▶ AIM OF THE EXERCISE
Output every line exactly as written. Leave out pictures.

(Dataset records)
• • •

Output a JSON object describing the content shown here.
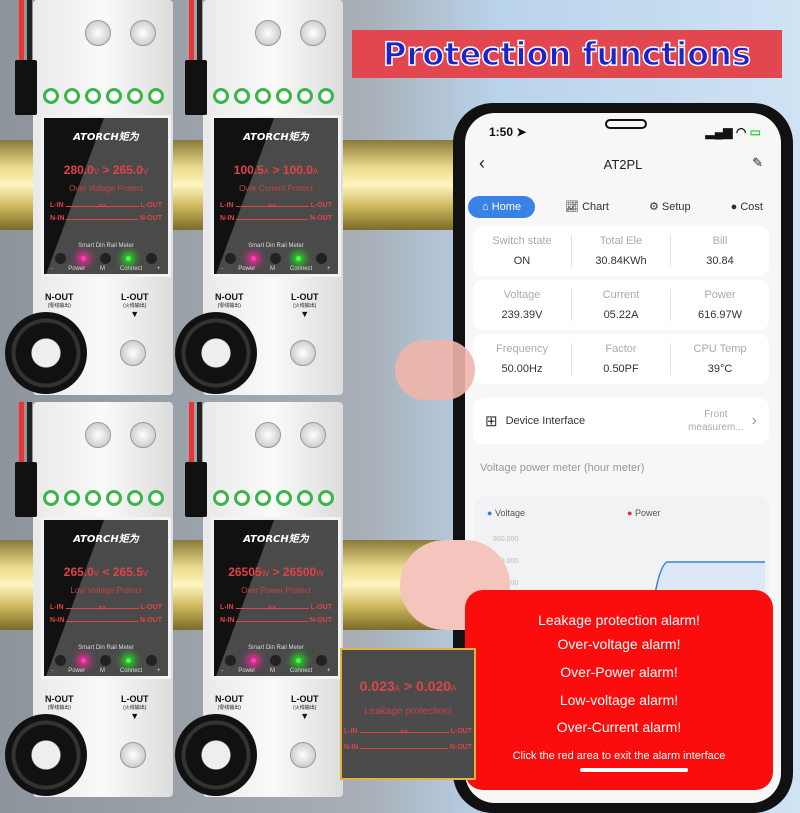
{
  "banner": {
    "title": "Protection functions"
  },
  "meters": [
    {
      "brand": "ATORCH矩为",
      "value_a": "280.0",
      "unit_a": "V",
      "op": ">",
      "value_b": "265.0",
      "unit_b": "V",
      "protect": "Over Voltage Protect"
    },
    {
      "brand": "ATORCH矩为",
      "value_a": "100.5",
      "unit_a": "A",
      "op": ">",
      "value_b": "100.0",
      "unit_b": "A",
      "protect": "Over Current Protect"
    },
    {
      "brand": "ATORCH矩为",
      "value_a": "265.0",
      "unit_a": "V",
      "op": "<",
      "value_b": "265.5",
      "unit_b": "V",
      "protect": "Low Voltage Protect"
    },
    {
      "brand": "ATORCH矩为",
      "value_a": "26505",
      "unit_a": "W",
      "op": ">",
      "value_b": "26500",
      "unit_b": "W",
      "protect": "Over Power Protect"
    }
  ],
  "meter_common": {
    "l_in": "L-IN",
    "n_in": "N-IN",
    "l_out_line": "L-OUT",
    "n_out_line": "N-OUT",
    "breaker": "××",
    "model": "Smart Din Rail Meter",
    "btn_minus": "-",
    "power": "Power",
    "btn_m": "M",
    "connect": "Connect",
    "btn_plus": "+",
    "n_out": "N-OUT",
    "n_out_cn": "(零线输出)",
    "l_out": "L-OUT",
    "l_out_cn": "(火线输出)"
  },
  "colors": {
    "terminal": "#3ab54a",
    "display_red": "#e04444",
    "alarm_red": "#fb0d0d",
    "tab_active": "#3b82e6",
    "banner_bg": "#e2474f",
    "banner_text": "#1e23c8"
  },
  "phone": {
    "time": "1:50",
    "title": "AT2PL",
    "tabs": [
      {
        "label": "Home",
        "icon": "home-icon"
      },
      {
        "label": "Chart",
        "icon": "line-chart-icon"
      },
      {
        "label": "Setup",
        "icon": "gear-icon"
      },
      {
        "label": "Cost",
        "icon": "coin-icon"
      }
    ],
    "stats": [
      [
        {
          "label": "Switch state",
          "value": "ON"
        },
        {
          "label": "Total Ele",
          "value": "30.84KWh"
        },
        {
          "label": "Bill",
          "value": "30.84"
        }
      ],
      [
        {
          "label": "Voltage",
          "value": "239.39V"
        },
        {
          "label": "Current",
          "value": "05.22A"
        },
        {
          "label": "Power",
          "value": "616.97W"
        }
      ],
      [
        {
          "label": "Frequency",
          "value": "50.00Hz"
        },
        {
          "label": "Factor",
          "value": "0.50PF"
        },
        {
          "label": "CPU Temp",
          "value": "39°C"
        }
      ]
    ],
    "device_interface": {
      "label": "Device Interface",
      "value_line1": "Front",
      "value_line2": "measurem..."
    },
    "section_title": "Voltage power meter (hour meter)",
    "chart": {
      "legend": [
        {
          "name": "Voltage",
          "color": "#3b7ddd"
        },
        {
          "name": "Power",
          "color": "#d33"
        }
      ],
      "yticks": [
        "360.000",
        "240.000",
        "120.000"
      ]
    },
    "alarm": {
      "lines": [
        "Leakage protection alarm!",
        "Over-voltage alarm!",
        "Over-Power alarm!",
        "Low-voltage alarm!",
        "Over-Current alarm!"
      ],
      "hint": "Click the red area to exit the alarm interface"
    }
  },
  "leakage": {
    "value_a": "0.023",
    "unit_a": "A",
    "op": ">",
    "value_b": "0.020",
    "unit_b": "A",
    "protect": "Leakage protection!"
  }
}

• • •

▶ ANSWER TO THIS EXERCISE
Output a JSON object describing the content shown here.
{
  "banner": {
    "title": "Protection functions"
  },
  "meters": [
    {
      "brand": "ATORCH矩为",
      "value_a": "280.0",
      "unit_a": "V",
      "op": ">",
      "value_b": "265.0",
      "unit_b": "V",
      "protect": "Over Voltage Protect"
    },
    {
      "brand": "ATORCH矩为",
      "value_a": "100.5",
      "unit_a": "A",
      "op": ">",
      "value_b": "100.0",
      "unit_b": "A",
      "protect": "Over Current Protect"
    },
    {
      "brand": "ATORCH矩为",
      "value_a": "265.0",
      "unit_a": "V",
      "op": "<",
      "value_b": "265.5",
      "unit_b": "V",
      "protect": "Low Voltage Protect"
    },
    {
      "brand": "ATORCH矩为",
      "value_a": "26505",
      "unit_a": "W",
      "op": ">",
      "value_b": "26500",
      "unit_b": "W",
      "protect": "Over Power Protect"
    }
  ],
  "meter_common": {
    "l_in": "L-IN",
    "n_in": "N-IN",
    "l_out_line": "L-OUT",
    "n_out_line": "N-OUT",
    "breaker": "××",
    "model": "Smart Din Rail Meter",
    "btn_minus": "-",
    "power": "Power",
    "btn_m": "M",
    "connect": "Connect",
    "btn_plus": "+",
    "n_out": "N-OUT",
    "n_out_cn": "(零线输出)",
    "l_out": "L-OUT",
    "l_out_cn": "(火线输出)"
  },
  "colors": {
    "terminal": "#3ab54a",
    "display_red": "#e04444",
    "alarm_red": "#fb0d0d",
    "tab_active": "#3b82e6",
    "banner_bg": "#e2474f",
    "banner_text": "#1e23c8"
  },
  "phone": {
    "time": "1:50",
    "title": "AT2PL",
    "tabs": [
      {
        "label": "Home",
        "icon": "home-icon"
      },
      {
        "label": "Chart",
        "icon": "line-chart-icon"
      },
      {
        "label": "Setup",
        "icon": "gear-icon"
      },
      {
        "label": "Cost",
        "icon": "coin-icon"
      }
    ],
    "stats": [
      [
        {
          "label": "Switch state",
          "value": "ON"
        },
        {
          "label": "Total Ele",
          "value": "30.84KWh"
        },
        {
          "label": "Bill",
          "value": "30.84"
        }
      ],
      [
        {
          "label": "Voltage",
          "value": "239.39V"
        },
        {
          "label": "Current",
          "value": "05.22A"
        },
        {
          "label": "Power",
          "value": "616.97W"
        }
      ],
      [
        {
          "label": "Frequency",
          "value": "50.00Hz"
        },
        {
          "label": "Factor",
          "value": "0.50PF"
        },
        {
          "label": "CPU Temp",
          "value": "39°C"
        }
      ]
    ],
    "device_interface": {
      "label": "Device Interface",
      "value_line1": "Front",
      "value_line2": "measurem..."
    },
    "section_title": "Voltage power meter (hour meter)",
    "chart": {
      "legend": [
        {
          "name": "Voltage",
          "color": "#3b7ddd"
        },
        {
          "name": "Power",
          "color": "#d33"
        }
      ],
      "yticks": [
        "360.000",
        "240.000",
        "120.000"
      ]
    },
    "alarm": {
      "lines": [
        "Leakage protection alarm!",
        "Over-voltage alarm!",
        "Over-Power alarm!",
        "Low-voltage alarm!",
        "Over-Current alarm!"
      ],
      "hint": "Click the red area to exit the alarm interface"
    }
  },
  "leakage": {
    "value_a": "0.023",
    "unit_a": "A",
    "op": ">",
    "value_b": "0.020",
    "unit_b": "A",
    "protect": "Leakage protection!"
  }
}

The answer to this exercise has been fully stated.